--- OBJECTIVE ---
Rewrite the items from the line containing "For every button, label, input, icon, or" through the line containing "name-field: 姓名 — [19, 120, 416, 144]", inclusive, changing "more-dot-icon" to "overflow-dot-icon" and leaving everything else as it is.

--- GIVEN ENTRIES ---
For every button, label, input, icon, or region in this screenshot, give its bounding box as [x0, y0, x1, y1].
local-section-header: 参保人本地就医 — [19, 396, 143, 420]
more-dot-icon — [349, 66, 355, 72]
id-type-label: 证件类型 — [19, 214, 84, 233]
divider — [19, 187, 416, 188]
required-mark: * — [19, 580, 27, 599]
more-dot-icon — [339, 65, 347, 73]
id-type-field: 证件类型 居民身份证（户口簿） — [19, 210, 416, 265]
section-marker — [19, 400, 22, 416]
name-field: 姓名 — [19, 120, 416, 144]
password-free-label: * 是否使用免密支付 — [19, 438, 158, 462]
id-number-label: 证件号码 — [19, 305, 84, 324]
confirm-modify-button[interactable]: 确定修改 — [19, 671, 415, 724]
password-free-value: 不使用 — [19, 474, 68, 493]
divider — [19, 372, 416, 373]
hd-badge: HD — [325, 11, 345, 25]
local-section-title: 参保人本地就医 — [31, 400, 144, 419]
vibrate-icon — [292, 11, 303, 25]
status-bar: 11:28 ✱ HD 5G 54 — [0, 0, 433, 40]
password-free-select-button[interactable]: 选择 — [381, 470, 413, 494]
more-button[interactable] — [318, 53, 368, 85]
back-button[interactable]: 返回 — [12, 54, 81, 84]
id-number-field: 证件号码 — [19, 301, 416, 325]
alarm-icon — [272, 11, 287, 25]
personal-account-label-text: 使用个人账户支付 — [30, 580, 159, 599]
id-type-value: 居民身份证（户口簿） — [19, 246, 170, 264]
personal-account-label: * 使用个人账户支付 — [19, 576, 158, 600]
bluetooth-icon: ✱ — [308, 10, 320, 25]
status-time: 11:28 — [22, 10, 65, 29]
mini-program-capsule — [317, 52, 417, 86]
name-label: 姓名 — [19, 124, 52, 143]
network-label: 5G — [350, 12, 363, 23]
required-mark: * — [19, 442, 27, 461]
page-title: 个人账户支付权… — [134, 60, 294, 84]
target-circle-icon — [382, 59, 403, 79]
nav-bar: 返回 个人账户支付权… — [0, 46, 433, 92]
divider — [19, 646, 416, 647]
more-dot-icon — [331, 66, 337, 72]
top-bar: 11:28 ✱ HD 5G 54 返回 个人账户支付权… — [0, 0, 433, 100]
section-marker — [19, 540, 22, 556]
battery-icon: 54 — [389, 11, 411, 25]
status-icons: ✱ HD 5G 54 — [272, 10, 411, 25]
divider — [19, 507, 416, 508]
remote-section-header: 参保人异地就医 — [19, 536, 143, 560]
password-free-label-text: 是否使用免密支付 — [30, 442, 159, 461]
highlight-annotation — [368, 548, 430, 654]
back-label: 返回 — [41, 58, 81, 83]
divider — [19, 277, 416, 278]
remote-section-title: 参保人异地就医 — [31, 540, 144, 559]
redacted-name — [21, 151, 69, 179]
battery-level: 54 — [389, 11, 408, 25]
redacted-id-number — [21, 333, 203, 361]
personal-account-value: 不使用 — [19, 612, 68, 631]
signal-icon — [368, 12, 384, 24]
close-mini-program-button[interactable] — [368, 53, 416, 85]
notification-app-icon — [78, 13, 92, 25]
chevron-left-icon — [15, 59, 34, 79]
* * *
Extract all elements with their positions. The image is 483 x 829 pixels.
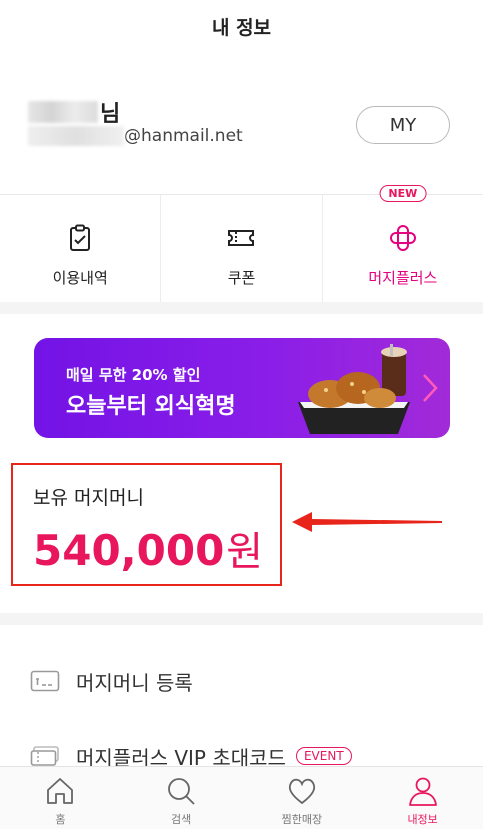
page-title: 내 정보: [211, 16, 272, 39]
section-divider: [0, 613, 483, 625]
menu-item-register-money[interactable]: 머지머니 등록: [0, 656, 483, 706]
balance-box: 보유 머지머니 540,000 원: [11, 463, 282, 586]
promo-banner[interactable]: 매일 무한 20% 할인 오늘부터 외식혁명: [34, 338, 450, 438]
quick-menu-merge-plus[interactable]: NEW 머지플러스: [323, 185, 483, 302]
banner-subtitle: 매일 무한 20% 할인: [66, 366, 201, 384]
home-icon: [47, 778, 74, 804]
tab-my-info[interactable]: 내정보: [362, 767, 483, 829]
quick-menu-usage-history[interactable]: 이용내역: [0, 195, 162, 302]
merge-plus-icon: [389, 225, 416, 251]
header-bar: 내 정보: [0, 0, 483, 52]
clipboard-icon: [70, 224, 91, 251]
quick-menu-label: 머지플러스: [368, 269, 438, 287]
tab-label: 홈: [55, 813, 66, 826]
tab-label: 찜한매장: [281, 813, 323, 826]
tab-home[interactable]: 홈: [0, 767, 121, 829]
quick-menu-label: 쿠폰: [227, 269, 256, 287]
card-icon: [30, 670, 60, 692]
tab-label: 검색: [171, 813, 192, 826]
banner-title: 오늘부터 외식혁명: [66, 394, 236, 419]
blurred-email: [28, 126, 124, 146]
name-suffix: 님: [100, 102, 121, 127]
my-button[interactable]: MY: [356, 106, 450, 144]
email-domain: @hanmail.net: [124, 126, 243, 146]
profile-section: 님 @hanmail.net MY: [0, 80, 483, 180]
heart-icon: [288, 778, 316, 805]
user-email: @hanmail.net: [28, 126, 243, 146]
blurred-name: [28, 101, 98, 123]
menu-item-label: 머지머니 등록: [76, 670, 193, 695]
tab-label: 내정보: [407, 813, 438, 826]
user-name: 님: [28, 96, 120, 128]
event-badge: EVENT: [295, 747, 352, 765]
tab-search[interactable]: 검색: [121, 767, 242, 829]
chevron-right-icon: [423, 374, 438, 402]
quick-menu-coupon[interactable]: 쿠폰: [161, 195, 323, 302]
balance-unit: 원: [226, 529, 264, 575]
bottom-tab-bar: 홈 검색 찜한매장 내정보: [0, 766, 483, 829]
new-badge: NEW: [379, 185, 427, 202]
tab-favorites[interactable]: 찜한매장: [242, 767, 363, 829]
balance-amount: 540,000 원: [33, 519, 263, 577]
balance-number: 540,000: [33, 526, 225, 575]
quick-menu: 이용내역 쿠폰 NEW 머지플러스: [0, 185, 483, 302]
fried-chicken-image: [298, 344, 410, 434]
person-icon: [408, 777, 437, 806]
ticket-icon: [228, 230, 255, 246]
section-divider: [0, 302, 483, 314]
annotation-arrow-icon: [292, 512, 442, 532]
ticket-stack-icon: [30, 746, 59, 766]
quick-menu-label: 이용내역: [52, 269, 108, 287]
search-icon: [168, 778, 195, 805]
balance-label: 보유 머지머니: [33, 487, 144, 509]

--- TASK RESULT ---
For every button, label, input, icon, or region in this screenshot, give its bounding box as [x0, y0, x1, y1].
local-section-header: 参保人本地就医 — [19, 396, 143, 420]
overflow-dot-icon — [349, 66, 355, 72]
id-type-label: 证件类型 — [19, 214, 84, 233]
divider — [19, 187, 416, 188]
required-mark: * — [19, 580, 27, 599]
overflow-dot-icon — [339, 65, 347, 73]
id-type-field: 证件类型 居民身份证（户口簿） — [19, 210, 416, 265]
section-marker — [19, 400, 22, 416]
name-field: 姓名 — [19, 120, 416, 144]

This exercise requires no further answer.